EXTRACTO PROPORCIONADO>
★ ★ ★ ★ ★

Normalmente, lo que me llama la atención en esta historia son los signos dramáticos de viento y fuego que indican la presencia del Espíritu Santo. Pero ahora, varios meses después de la pandemia de coronavirus y el distanciamiento social, lo que noto en esta historia son todas las reuniones que tienen lugar: Hechos 1: 12-13 dice que después de la ascensión de Jesús, sus seguidores regresaron a Jerusalén y “subieron al aposento alto donde estaban hospedados”, y nombra a los once discípulos restantes que estaban presentes. Luego, Hechos 1:15 dice que “Por aquel tiempo Pedro se puso de pie en medio de los hermanos (un grupo como de ciento veinte personas estaba reunido allí)”, y les habló. En Hechos 2: 1-6, “Cuando llegó el día de Pentecostés, estaban todos juntos en un mismo lugar. De repente vino del cielo un ruido como el de una ráfaga de viento impetuoso que llenó toda la casa donde estaban sentados, y se les aparecieron lenguas como de fuego que, repartiéndose, se posaron sobre cada uno de ellos. Todos fueron llenos del Espíritu Santo y comenzaron a hablar en otras lenguas, según el Espíritu les daba habilidad para expresarse. Y había judíos que moraban en Jerusalén, hombres piadosos, procedentes de todas las naciones bajo el cielo. Y al ocurrir este estruendo, la multitud se juntó; y estaban desconcertados porque cada uno los oía hablar en su propia lengua.”

★ ★ ★ ★ ★

Elementos guardados
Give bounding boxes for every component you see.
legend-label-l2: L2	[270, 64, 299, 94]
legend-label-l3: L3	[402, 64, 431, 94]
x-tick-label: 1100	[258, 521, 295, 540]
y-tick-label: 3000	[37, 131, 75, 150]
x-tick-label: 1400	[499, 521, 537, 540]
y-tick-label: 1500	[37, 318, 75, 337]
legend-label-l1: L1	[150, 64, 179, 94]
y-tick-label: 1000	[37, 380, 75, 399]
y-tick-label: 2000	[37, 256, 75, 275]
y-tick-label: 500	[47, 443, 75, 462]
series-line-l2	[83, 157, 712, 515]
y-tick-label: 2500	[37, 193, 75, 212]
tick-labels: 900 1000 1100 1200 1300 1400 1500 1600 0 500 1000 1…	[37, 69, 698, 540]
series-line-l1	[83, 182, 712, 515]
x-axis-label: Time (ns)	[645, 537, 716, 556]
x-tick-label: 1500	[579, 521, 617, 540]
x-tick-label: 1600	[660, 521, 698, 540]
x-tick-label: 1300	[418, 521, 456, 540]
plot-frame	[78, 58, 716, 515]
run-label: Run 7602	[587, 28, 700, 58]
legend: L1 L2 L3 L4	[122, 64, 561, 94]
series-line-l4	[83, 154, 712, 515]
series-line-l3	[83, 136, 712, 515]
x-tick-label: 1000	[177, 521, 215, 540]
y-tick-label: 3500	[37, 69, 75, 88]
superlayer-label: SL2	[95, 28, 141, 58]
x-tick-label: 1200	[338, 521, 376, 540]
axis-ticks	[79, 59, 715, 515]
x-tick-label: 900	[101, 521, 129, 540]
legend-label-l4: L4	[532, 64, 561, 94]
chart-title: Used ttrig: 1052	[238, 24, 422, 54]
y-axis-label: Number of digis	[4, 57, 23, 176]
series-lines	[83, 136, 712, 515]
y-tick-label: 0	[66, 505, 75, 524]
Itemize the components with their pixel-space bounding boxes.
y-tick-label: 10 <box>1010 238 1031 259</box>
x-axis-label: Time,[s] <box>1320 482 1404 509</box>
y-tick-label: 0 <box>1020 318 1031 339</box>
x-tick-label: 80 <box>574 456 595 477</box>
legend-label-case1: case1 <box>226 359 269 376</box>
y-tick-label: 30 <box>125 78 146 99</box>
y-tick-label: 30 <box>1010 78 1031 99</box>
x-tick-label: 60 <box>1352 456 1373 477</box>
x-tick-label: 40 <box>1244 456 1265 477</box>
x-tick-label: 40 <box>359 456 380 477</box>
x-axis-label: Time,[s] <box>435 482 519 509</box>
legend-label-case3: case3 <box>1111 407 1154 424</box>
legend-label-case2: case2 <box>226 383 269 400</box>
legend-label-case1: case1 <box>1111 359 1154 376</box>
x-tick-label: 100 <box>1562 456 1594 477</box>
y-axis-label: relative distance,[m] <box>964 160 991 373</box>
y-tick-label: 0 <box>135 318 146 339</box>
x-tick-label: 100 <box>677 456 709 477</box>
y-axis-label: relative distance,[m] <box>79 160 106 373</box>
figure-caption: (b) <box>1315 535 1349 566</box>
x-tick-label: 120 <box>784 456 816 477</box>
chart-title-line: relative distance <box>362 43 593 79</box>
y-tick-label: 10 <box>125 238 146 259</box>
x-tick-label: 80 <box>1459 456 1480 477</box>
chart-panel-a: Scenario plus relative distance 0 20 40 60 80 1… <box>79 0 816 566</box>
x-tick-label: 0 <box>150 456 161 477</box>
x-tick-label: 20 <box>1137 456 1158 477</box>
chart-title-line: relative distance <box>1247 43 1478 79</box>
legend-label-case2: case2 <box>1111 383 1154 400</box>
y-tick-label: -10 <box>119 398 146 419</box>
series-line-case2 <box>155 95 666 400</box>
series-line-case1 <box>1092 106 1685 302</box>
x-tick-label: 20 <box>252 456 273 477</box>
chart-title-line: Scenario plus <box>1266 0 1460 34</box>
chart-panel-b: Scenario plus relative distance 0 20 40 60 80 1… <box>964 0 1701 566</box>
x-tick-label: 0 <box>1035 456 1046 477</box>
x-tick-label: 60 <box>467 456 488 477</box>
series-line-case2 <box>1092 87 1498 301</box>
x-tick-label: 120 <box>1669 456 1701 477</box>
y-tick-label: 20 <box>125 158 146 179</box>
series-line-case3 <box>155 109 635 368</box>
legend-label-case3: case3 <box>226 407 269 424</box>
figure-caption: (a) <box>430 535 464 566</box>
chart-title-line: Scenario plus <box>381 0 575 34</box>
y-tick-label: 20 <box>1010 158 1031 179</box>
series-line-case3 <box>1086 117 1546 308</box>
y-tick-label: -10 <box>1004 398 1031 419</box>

★ ★ ★ ★ ★

LO QUE SE PIDE>
Redacta la continuación del extracto sobre las reuniones en el relato de Pentecostés a partir de su última oración. Las líneas constituyen un material independiente del extracto.

RESPUESTA>
¡Cada reunión fue más grande, desde 11 discípulos, hasta 120 seguidores de Jesús, hasta una multitud innumerable de buscadores curiosos! Hace varios meses, estos detalles pueden no haber parecido inusuales. Dimos por sentado que podíamos reunirnos en un solo lugar para escuchar las voces naturales de la prédica, la oración y el canto, para estrechar las manos y ofrecer abrazos, para partir el pan y pasar la copa juntos, para enviar una canasta de ofrendas por las filas, para sentir el agua del bautismo y la imposición de manos.
De hecho, la fe y el culto de los cristianos son encarnados. Jesús, la Palabra de Dios se hizo carne y habitó entre nosotros. La Iglesia es ahora el cuerpo de Cristo en el mundo, animada por el aliento del Espíritu de Dios. “Iglesia” no es solo una idea sobre la cual hablamos, información para conocer o un video para ver. Es una comunidad de personas que viven, respiran, tocan, comen y trabajan. Percibimos la presencia de Dios, nuestros semejantes y el resto de la creación de Dios a través del olfato, el tacto y el gusto, la vista y el sonido (… no todo puede ser mediado electrónicamente, a pesar de las maravillas de la tecnología).
Mientras seguimos viviendo con distanciamiento social y precauciones debido al coronavirus, me doy cuenta de nuevo de qué tan grande es el regalo y la bendición de estar “juntos en un solo lugar”. Estoy agradecida por la base de la unión que tenemos: las relaciones, las experiencias, las historias y las tradiciones previas que nos fundamentan en la realidad encarnada de ser la Iglesia. Lamento que no podamos compartir completamente todas las ricas dimensiones de eso en este momento. Lamento que, para algunos en nuestra sociedad, las conversaciones sobre la “reapertura” y la reanudación de las reuniones de la iglesia se hayan politizado y polarizado, reducido a una controversia sobre los derechos legales, las regulaciones y la superioridad moral.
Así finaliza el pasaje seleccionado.